-- Start --

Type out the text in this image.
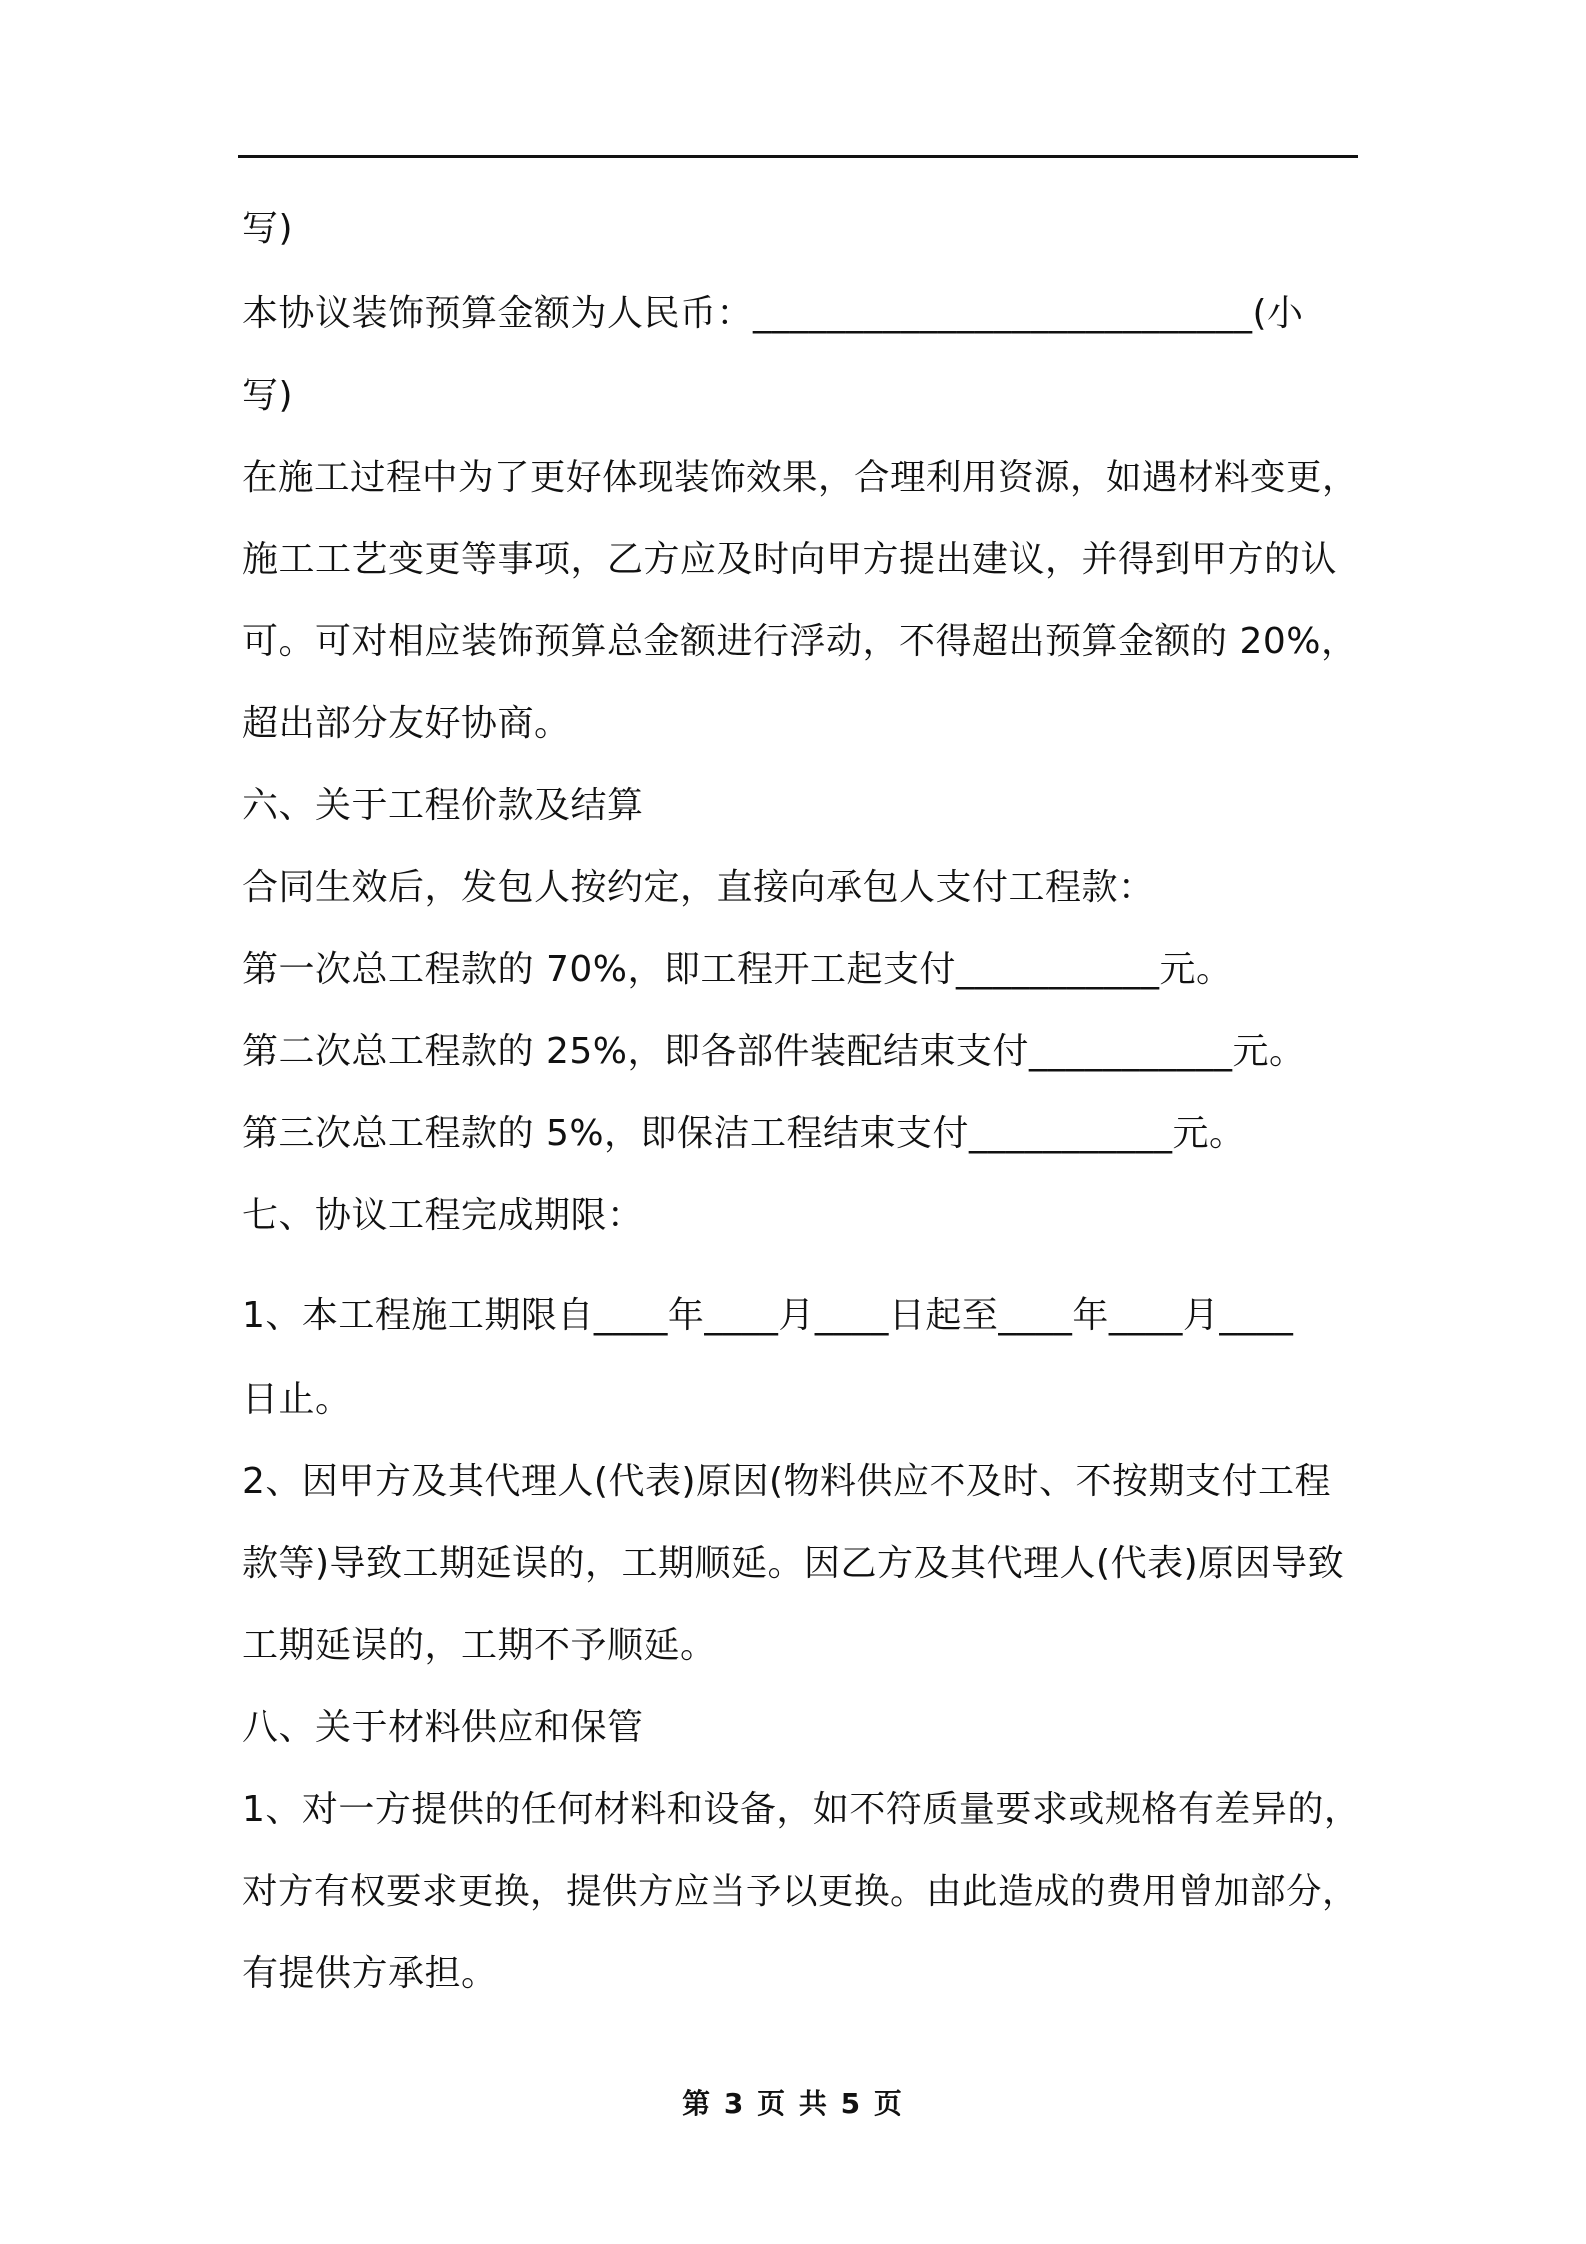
写)
本协议装饰预算金额为人民币：___________________________(小
写)
在施工过程中为了更好体现装饰效果，合理利用资源，如遇材料变更，
施工工艺变更等事项，乙方应及时向甲方提出建议，并得到甲方的认
可。可对相应装饰预算总金额进行浮动，不得超出预算金额的 20%，
超出部分友好协商。
六、关于工程价款及结算
合同生效后，发包人按约定，直接向承包人支付工程款：
第一次总工程款的 70%，即工程开工起支付___________元。
第二次总工程款的 25%，即各部件装配结束支付___________元。
第三次总工程款的 5%，即保洁工程结束支付___________元。
七、协议工程完成期限：
1、本工程施工期限自____年____月____日起至____年____月____
日止。
2、因甲方及其代理人(代表)原因(物料供应不及时、不按期支付工程
款等)导致工期延误的，工期顺延。因乙方及其代理人(代表)原因导致
工期延误的，工期不予顺延。
八、关于材料供应和保管
1、对一方提供的任何材料和设备，如不符质量要求或规格有差异的，
对方有权要求更换，提供方应当予以更换。由此造成的费用曾加部分，
有提供方承担。
第 3 页 共 5 页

-- End --

- _Problem to solve_: Output the records above exactly as they are, leaving out the pictures.

- _Result of this exercise_:
Type out the text in this image.
写)
本协议装饰预算金额为人民币：___________________________(小
写)
在施工过程中为了更好体现装饰效果，合理利用资源，如遇材料变更，
施工工艺变更等事项，乙方应及时向甲方提出建议，并得到甲方的认
可。可对相应装饰预算总金额进行浮动，不得超出预算金额的 20%，
超出部分友好协商。
六、关于工程价款及结算
合同生效后，发包人按约定，直接向承包人支付工程款：
第一次总工程款的 70%，即工程开工起支付___________元。
第二次总工程款的 25%，即各部件装配结束支付___________元。
第三次总工程款的 5%，即保洁工程结束支付___________元。
七、协议工程完成期限：
1、本工程施工期限自____年____月____日起至____年____月____
日止。
2、因甲方及其代理人(代表)原因(物料供应不及时、不按期支付工程
款等)导致工期延误的，工期顺延。因乙方及其代理人(代表)原因导致
工期延误的，工期不予顺延。
八、关于材料供应和保管
1、对一方提供的任何材料和设备，如不符质量要求或规格有差异的，
对方有权要求更换，提供方应当予以更换。由此造成的费用曾加部分，
有提供方承担。
第 3 页 共 5 页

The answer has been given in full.